▶ YOUR GOAL: Restate all the material verbatim, except for the pictures.

▶ PROVIDED ENTRIES:

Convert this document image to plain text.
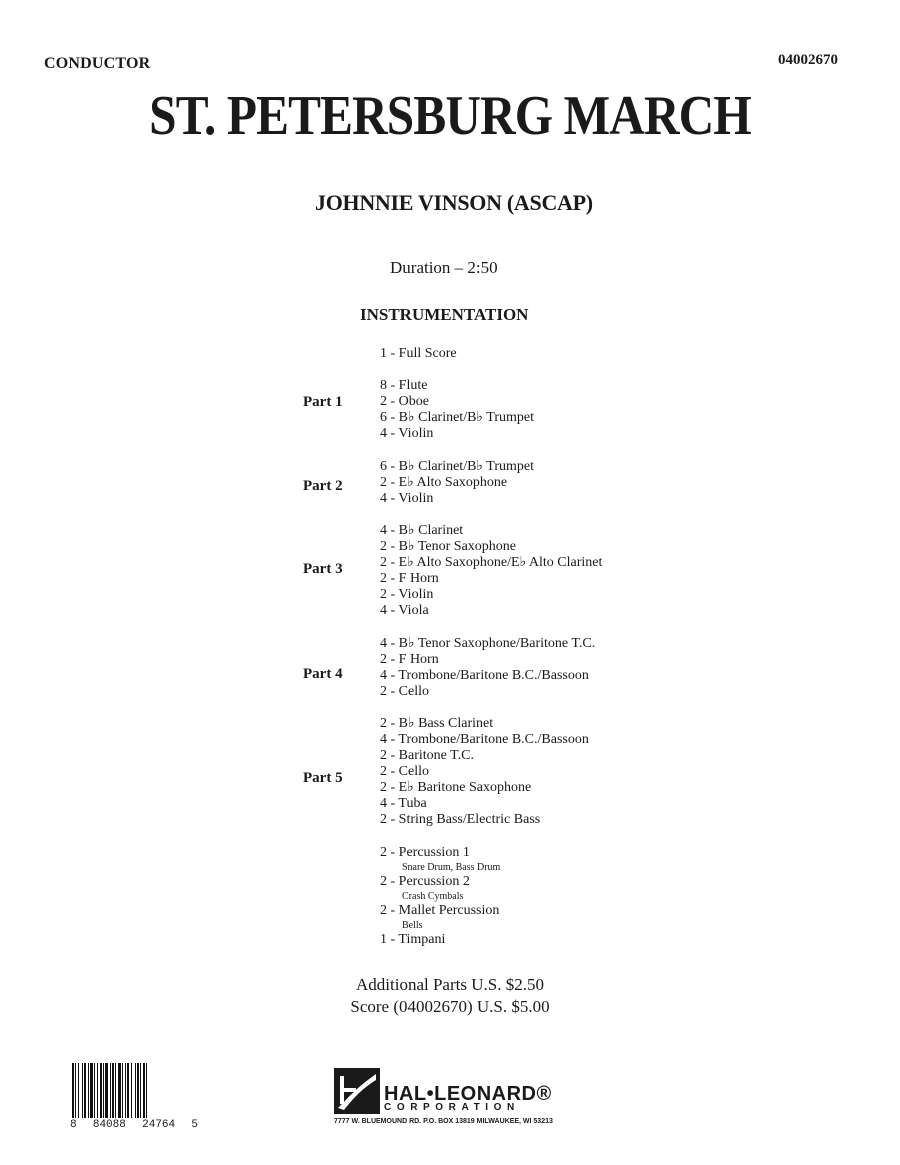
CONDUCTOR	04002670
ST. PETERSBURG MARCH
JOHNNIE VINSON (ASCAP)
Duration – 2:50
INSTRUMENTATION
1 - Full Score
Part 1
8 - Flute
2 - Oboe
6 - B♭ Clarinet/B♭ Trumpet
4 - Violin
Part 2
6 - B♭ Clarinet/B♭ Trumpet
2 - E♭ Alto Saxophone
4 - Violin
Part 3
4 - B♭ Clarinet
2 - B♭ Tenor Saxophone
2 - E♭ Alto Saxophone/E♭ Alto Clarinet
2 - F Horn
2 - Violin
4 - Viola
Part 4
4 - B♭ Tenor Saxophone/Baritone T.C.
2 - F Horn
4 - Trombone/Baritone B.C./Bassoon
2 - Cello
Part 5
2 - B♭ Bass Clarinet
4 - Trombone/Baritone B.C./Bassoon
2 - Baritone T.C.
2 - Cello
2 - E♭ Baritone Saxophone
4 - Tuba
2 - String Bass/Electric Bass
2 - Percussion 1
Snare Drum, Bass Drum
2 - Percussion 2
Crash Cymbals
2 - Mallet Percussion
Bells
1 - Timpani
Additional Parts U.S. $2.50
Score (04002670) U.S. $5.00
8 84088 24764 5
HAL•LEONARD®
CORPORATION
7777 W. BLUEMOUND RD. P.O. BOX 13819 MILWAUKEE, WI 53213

▶ TASK SOLUTION:
Convert this document image to plain text.
CONDUCTOR	04002670
ST. PETERSBURG MARCH
JOHNNIE VINSON (ASCAP)
Duration – 2:50
INSTRUMENTATION
1 - Full Score
Part 1
8 - Flute
2 - Oboe
6 - B♭ Clarinet/B♭ Trumpet
4 - Violin
Part 2
6 - B♭ Clarinet/B♭ Trumpet
2 - E♭ Alto Saxophone
4 - Violin
Part 3
4 - B♭ Clarinet
2 - B♭ Tenor Saxophone
2 - E♭ Alto Saxophone/E♭ Alto Clarinet
2 - F Horn
2 - Violin
4 - Viola
Part 4
4 - B♭ Tenor Saxophone/Baritone T.C.
2 - F Horn
4 - Trombone/Baritone B.C./Bassoon
2 - Cello
Part 5
2 - B♭ Bass Clarinet
4 - Trombone/Baritone B.C./Bassoon
2 - Baritone T.C.
2 - Cello
2 - E♭ Baritone Saxophone
4 - Tuba
2 - String Bass/Electric Bass
2 - Percussion 1
Snare Drum, Bass Drum
2 - Percussion 2
Crash Cymbals
2 - Mallet Percussion
Bells
1 - Timpani
Additional Parts U.S. $2.50
Score (04002670) U.S. $5.00
8 84088 24764 5
HAL•LEONARD®
CORPORATION
7777 W. BLUEMOUND RD. P.O. BOX 13819 MILWAUKEE, WI 53213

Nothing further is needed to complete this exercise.